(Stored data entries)
++++

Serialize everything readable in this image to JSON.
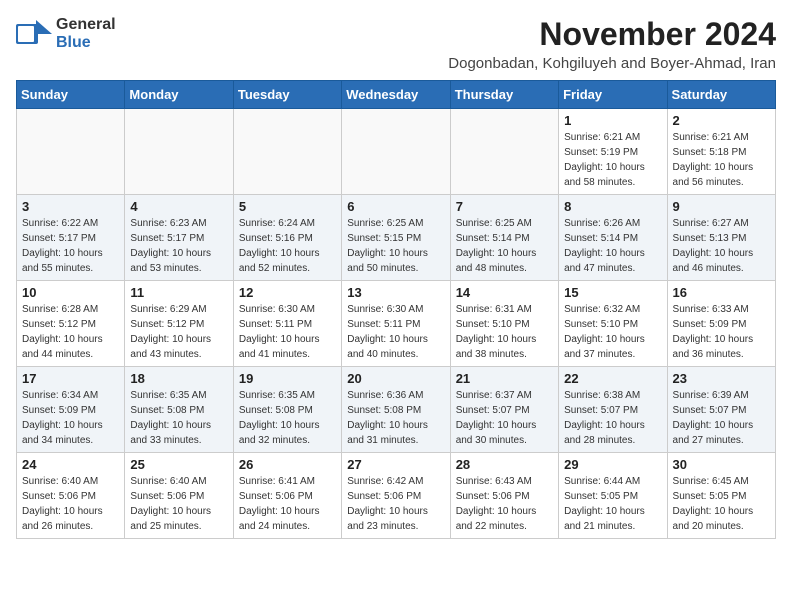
{
  "header": {
    "logo_general": "General",
    "logo_blue": "Blue",
    "month_title": "November 2024",
    "subtitle": "Dogonbadan, Kohgiluyeh and Boyer-Ahmad, Iran"
  },
  "weekdays": [
    "Sunday",
    "Monday",
    "Tuesday",
    "Wednesday",
    "Thursday",
    "Friday",
    "Saturday"
  ],
  "weeks": [
    [
      {
        "day": "",
        "info": ""
      },
      {
        "day": "",
        "info": ""
      },
      {
        "day": "",
        "info": ""
      },
      {
        "day": "",
        "info": ""
      },
      {
        "day": "",
        "info": ""
      },
      {
        "day": "1",
        "info": "Sunrise: 6:21 AM\nSunset: 5:19 PM\nDaylight: 10 hours\nand 58 minutes."
      },
      {
        "day": "2",
        "info": "Sunrise: 6:21 AM\nSunset: 5:18 PM\nDaylight: 10 hours\nand 56 minutes."
      }
    ],
    [
      {
        "day": "3",
        "info": "Sunrise: 6:22 AM\nSunset: 5:17 PM\nDaylight: 10 hours\nand 55 minutes."
      },
      {
        "day": "4",
        "info": "Sunrise: 6:23 AM\nSunset: 5:17 PM\nDaylight: 10 hours\nand 53 minutes."
      },
      {
        "day": "5",
        "info": "Sunrise: 6:24 AM\nSunset: 5:16 PM\nDaylight: 10 hours\nand 52 minutes."
      },
      {
        "day": "6",
        "info": "Sunrise: 6:25 AM\nSunset: 5:15 PM\nDaylight: 10 hours\nand 50 minutes."
      },
      {
        "day": "7",
        "info": "Sunrise: 6:25 AM\nSunset: 5:14 PM\nDaylight: 10 hours\nand 48 minutes."
      },
      {
        "day": "8",
        "info": "Sunrise: 6:26 AM\nSunset: 5:14 PM\nDaylight: 10 hours\nand 47 minutes."
      },
      {
        "day": "9",
        "info": "Sunrise: 6:27 AM\nSunset: 5:13 PM\nDaylight: 10 hours\nand 46 minutes."
      }
    ],
    [
      {
        "day": "10",
        "info": "Sunrise: 6:28 AM\nSunset: 5:12 PM\nDaylight: 10 hours\nand 44 minutes."
      },
      {
        "day": "11",
        "info": "Sunrise: 6:29 AM\nSunset: 5:12 PM\nDaylight: 10 hours\nand 43 minutes."
      },
      {
        "day": "12",
        "info": "Sunrise: 6:30 AM\nSunset: 5:11 PM\nDaylight: 10 hours\nand 41 minutes."
      },
      {
        "day": "13",
        "info": "Sunrise: 6:30 AM\nSunset: 5:11 PM\nDaylight: 10 hours\nand 40 minutes."
      },
      {
        "day": "14",
        "info": "Sunrise: 6:31 AM\nSunset: 5:10 PM\nDaylight: 10 hours\nand 38 minutes."
      },
      {
        "day": "15",
        "info": "Sunrise: 6:32 AM\nSunset: 5:10 PM\nDaylight: 10 hours\nand 37 minutes."
      },
      {
        "day": "16",
        "info": "Sunrise: 6:33 AM\nSunset: 5:09 PM\nDaylight: 10 hours\nand 36 minutes."
      }
    ],
    [
      {
        "day": "17",
        "info": "Sunrise: 6:34 AM\nSunset: 5:09 PM\nDaylight: 10 hours\nand 34 minutes."
      },
      {
        "day": "18",
        "info": "Sunrise: 6:35 AM\nSunset: 5:08 PM\nDaylight: 10 hours\nand 33 minutes."
      },
      {
        "day": "19",
        "info": "Sunrise: 6:35 AM\nSunset: 5:08 PM\nDaylight: 10 hours\nand 32 minutes."
      },
      {
        "day": "20",
        "info": "Sunrise: 6:36 AM\nSunset: 5:08 PM\nDaylight: 10 hours\nand 31 minutes."
      },
      {
        "day": "21",
        "info": "Sunrise: 6:37 AM\nSunset: 5:07 PM\nDaylight: 10 hours\nand 30 minutes."
      },
      {
        "day": "22",
        "info": "Sunrise: 6:38 AM\nSunset: 5:07 PM\nDaylight: 10 hours\nand 28 minutes."
      },
      {
        "day": "23",
        "info": "Sunrise: 6:39 AM\nSunset: 5:07 PM\nDaylight: 10 hours\nand 27 minutes."
      }
    ],
    [
      {
        "day": "24",
        "info": "Sunrise: 6:40 AM\nSunset: 5:06 PM\nDaylight: 10 hours\nand 26 minutes."
      },
      {
        "day": "25",
        "info": "Sunrise: 6:40 AM\nSunset: 5:06 PM\nDaylight: 10 hours\nand 25 minutes."
      },
      {
        "day": "26",
        "info": "Sunrise: 6:41 AM\nSunset: 5:06 PM\nDaylight: 10 hours\nand 24 minutes."
      },
      {
        "day": "27",
        "info": "Sunrise: 6:42 AM\nSunset: 5:06 PM\nDaylight: 10 hours\nand 23 minutes."
      },
      {
        "day": "28",
        "info": "Sunrise: 6:43 AM\nSunset: 5:06 PM\nDaylight: 10 hours\nand 22 minutes."
      },
      {
        "day": "29",
        "info": "Sunrise: 6:44 AM\nSunset: 5:05 PM\nDaylight: 10 hours\nand 21 minutes."
      },
      {
        "day": "30",
        "info": "Sunrise: 6:45 AM\nSunset: 5:05 PM\nDaylight: 10 hours\nand 20 minutes."
      }
    ]
  ]
}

++++

• [Task goal]
Strip the images and reproduce the remaining records precisely.

• [Correct result]
Serialize everything readable in this image to JSON.
{
  "header": {
    "logo_general": "General",
    "logo_blue": "Blue",
    "month_title": "November 2024",
    "subtitle": "Dogonbadan, Kohgiluyeh and Boyer-Ahmad, Iran"
  },
  "weekdays": [
    "Sunday",
    "Monday",
    "Tuesday",
    "Wednesday",
    "Thursday",
    "Friday",
    "Saturday"
  ],
  "weeks": [
    [
      {
        "day": "",
        "info": ""
      },
      {
        "day": "",
        "info": ""
      },
      {
        "day": "",
        "info": ""
      },
      {
        "day": "",
        "info": ""
      },
      {
        "day": "",
        "info": ""
      },
      {
        "day": "1",
        "info": "Sunrise: 6:21 AM\nSunset: 5:19 PM\nDaylight: 10 hours\nand 58 minutes."
      },
      {
        "day": "2",
        "info": "Sunrise: 6:21 AM\nSunset: 5:18 PM\nDaylight: 10 hours\nand 56 minutes."
      }
    ],
    [
      {
        "day": "3",
        "info": "Sunrise: 6:22 AM\nSunset: 5:17 PM\nDaylight: 10 hours\nand 55 minutes."
      },
      {
        "day": "4",
        "info": "Sunrise: 6:23 AM\nSunset: 5:17 PM\nDaylight: 10 hours\nand 53 minutes."
      },
      {
        "day": "5",
        "info": "Sunrise: 6:24 AM\nSunset: 5:16 PM\nDaylight: 10 hours\nand 52 minutes."
      },
      {
        "day": "6",
        "info": "Sunrise: 6:25 AM\nSunset: 5:15 PM\nDaylight: 10 hours\nand 50 minutes."
      },
      {
        "day": "7",
        "info": "Sunrise: 6:25 AM\nSunset: 5:14 PM\nDaylight: 10 hours\nand 48 minutes."
      },
      {
        "day": "8",
        "info": "Sunrise: 6:26 AM\nSunset: 5:14 PM\nDaylight: 10 hours\nand 47 minutes."
      },
      {
        "day": "9",
        "info": "Sunrise: 6:27 AM\nSunset: 5:13 PM\nDaylight: 10 hours\nand 46 minutes."
      }
    ],
    [
      {
        "day": "10",
        "info": "Sunrise: 6:28 AM\nSunset: 5:12 PM\nDaylight: 10 hours\nand 44 minutes."
      },
      {
        "day": "11",
        "info": "Sunrise: 6:29 AM\nSunset: 5:12 PM\nDaylight: 10 hours\nand 43 minutes."
      },
      {
        "day": "12",
        "info": "Sunrise: 6:30 AM\nSunset: 5:11 PM\nDaylight: 10 hours\nand 41 minutes."
      },
      {
        "day": "13",
        "info": "Sunrise: 6:30 AM\nSunset: 5:11 PM\nDaylight: 10 hours\nand 40 minutes."
      },
      {
        "day": "14",
        "info": "Sunrise: 6:31 AM\nSunset: 5:10 PM\nDaylight: 10 hours\nand 38 minutes."
      },
      {
        "day": "15",
        "info": "Sunrise: 6:32 AM\nSunset: 5:10 PM\nDaylight: 10 hours\nand 37 minutes."
      },
      {
        "day": "16",
        "info": "Sunrise: 6:33 AM\nSunset: 5:09 PM\nDaylight: 10 hours\nand 36 minutes."
      }
    ],
    [
      {
        "day": "17",
        "info": "Sunrise: 6:34 AM\nSunset: 5:09 PM\nDaylight: 10 hours\nand 34 minutes."
      },
      {
        "day": "18",
        "info": "Sunrise: 6:35 AM\nSunset: 5:08 PM\nDaylight: 10 hours\nand 33 minutes."
      },
      {
        "day": "19",
        "info": "Sunrise: 6:35 AM\nSunset: 5:08 PM\nDaylight: 10 hours\nand 32 minutes."
      },
      {
        "day": "20",
        "info": "Sunrise: 6:36 AM\nSunset: 5:08 PM\nDaylight: 10 hours\nand 31 minutes."
      },
      {
        "day": "21",
        "info": "Sunrise: 6:37 AM\nSunset: 5:07 PM\nDaylight: 10 hours\nand 30 minutes."
      },
      {
        "day": "22",
        "info": "Sunrise: 6:38 AM\nSunset: 5:07 PM\nDaylight: 10 hours\nand 28 minutes."
      },
      {
        "day": "23",
        "info": "Sunrise: 6:39 AM\nSunset: 5:07 PM\nDaylight: 10 hours\nand 27 minutes."
      }
    ],
    [
      {
        "day": "24",
        "info": "Sunrise: 6:40 AM\nSunset: 5:06 PM\nDaylight: 10 hours\nand 26 minutes."
      },
      {
        "day": "25",
        "info": "Sunrise: 6:40 AM\nSunset: 5:06 PM\nDaylight: 10 hours\nand 25 minutes."
      },
      {
        "day": "26",
        "info": "Sunrise: 6:41 AM\nSunset: 5:06 PM\nDaylight: 10 hours\nand 24 minutes."
      },
      {
        "day": "27",
        "info": "Sunrise: 6:42 AM\nSunset: 5:06 PM\nDaylight: 10 hours\nand 23 minutes."
      },
      {
        "day": "28",
        "info": "Sunrise: 6:43 AM\nSunset: 5:06 PM\nDaylight: 10 hours\nand 22 minutes."
      },
      {
        "day": "29",
        "info": "Sunrise: 6:44 AM\nSunset: 5:05 PM\nDaylight: 10 hours\nand 21 minutes."
      },
      {
        "day": "30",
        "info": "Sunrise: 6:45 AM\nSunset: 5:05 PM\nDaylight: 10 hours\nand 20 minutes."
      }
    ]
  ]
}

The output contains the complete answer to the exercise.